_Task to carry out_. Retype each record shown below, leaving every character as it is.

-- start of Records shown --

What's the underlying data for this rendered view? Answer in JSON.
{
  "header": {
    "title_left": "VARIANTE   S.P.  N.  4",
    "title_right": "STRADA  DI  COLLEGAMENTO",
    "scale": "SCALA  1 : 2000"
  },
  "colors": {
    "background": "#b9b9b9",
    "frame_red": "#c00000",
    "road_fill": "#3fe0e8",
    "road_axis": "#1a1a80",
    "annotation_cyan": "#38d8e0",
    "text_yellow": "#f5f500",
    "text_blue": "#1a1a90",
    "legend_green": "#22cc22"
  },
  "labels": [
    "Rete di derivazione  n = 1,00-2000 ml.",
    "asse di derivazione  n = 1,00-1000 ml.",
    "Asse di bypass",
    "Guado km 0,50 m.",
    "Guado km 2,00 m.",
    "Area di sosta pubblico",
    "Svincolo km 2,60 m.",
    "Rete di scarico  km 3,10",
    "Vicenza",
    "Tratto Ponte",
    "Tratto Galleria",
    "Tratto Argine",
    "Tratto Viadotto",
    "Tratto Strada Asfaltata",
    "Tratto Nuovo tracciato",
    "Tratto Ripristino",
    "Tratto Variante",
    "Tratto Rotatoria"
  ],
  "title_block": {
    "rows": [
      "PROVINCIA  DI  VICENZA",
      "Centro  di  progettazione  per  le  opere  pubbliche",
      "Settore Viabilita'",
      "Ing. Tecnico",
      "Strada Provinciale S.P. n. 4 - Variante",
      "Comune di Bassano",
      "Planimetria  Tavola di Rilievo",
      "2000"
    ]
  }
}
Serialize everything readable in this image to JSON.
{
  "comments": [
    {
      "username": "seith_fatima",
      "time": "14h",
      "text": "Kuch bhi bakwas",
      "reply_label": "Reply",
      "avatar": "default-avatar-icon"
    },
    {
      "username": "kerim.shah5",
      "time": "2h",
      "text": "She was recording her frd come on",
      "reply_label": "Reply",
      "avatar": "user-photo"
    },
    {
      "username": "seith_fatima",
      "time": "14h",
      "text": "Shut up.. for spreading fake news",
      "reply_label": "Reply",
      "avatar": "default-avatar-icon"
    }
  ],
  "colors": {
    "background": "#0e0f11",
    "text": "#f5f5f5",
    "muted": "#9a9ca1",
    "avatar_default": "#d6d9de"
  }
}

-- end of Records shown --

_Task output_.
What's the underlying data for this rendered view? Answer in JSON.
{
  "header": {
    "title_left": "VARIANTE   S.P.  N.  4",
    "title_right": "STRADA  DI  COLLEGAMENTO",
    "scale": "SCALA  1 : 2000"
  },
  "colors": {
    "background": "#b9b9b9",
    "frame_red": "#c00000",
    "road_fill": "#3fe0e8",
    "road_axis": "#1a1a80",
    "annotation_cyan": "#38d8e0",
    "text_yellow": "#f5f500",
    "text_blue": "#1a1a90",
    "legend_green": "#22cc22"
  },
  "labels": [
    "Rete di derivazione  n = 1,00-2000 ml.",
    "asse di derivazione  n = 1,00-1000 ml.",
    "Asse di bypass",
    "Guado km 0,50 m.",
    "Guado km 2,00 m.",
    "Area di sosta pubblico",
    "Svincolo km 2,60 m.",
    "Rete di scarico  km 3,10",
    "Vicenza",
    "Tratto Ponte",
    "Tratto Galleria",
    "Tratto Argine",
    "Tratto Viadotto",
    "Tratto Strada Asfaltata",
    "Tratto Nuovo tracciato",
    "Tratto Ripristino",
    "Tratto Variante",
    "Tratto Rotatoria"
  ],
  "title_block": {
    "rows": [
      "PROVINCIA  DI  VICENZA",
      "Centro  di  progettazione  per  le  opere  pubbliche",
      "Settore Viabilita'",
      "Ing. Tecnico",
      "Strada Provinciale S.P. n. 4 - Variante",
      "Comune di Bassano",
      "Planimetria  Tavola di Rilievo",
      "2000"
    ]
  }
}
Serialize everything readable in this image to JSON.
{
  "comments": [
    {
      "username": "seith_fatima",
      "time": "14h",
      "text": "Kuch bhi bakwas",
      "reply_label": "Reply",
      "avatar": "default-avatar-icon"
    },
    {
      "username": "kerim.shah5",
      "time": "2h",
      "text": "She was recording her frd come on",
      "reply_label": "Reply",
      "avatar": "user-photo"
    },
    {
      "username": "seith_fatima",
      "time": "14h",
      "text": "Shut up.. for spreading fake news",
      "reply_label": "Reply",
      "avatar": "default-avatar-icon"
    }
  ],
  "colors": {
    "background": "#0e0f11",
    "text": "#f5f5f5",
    "muted": "#9a9ca1",
    "avatar_default": "#d6d9de"
  }
}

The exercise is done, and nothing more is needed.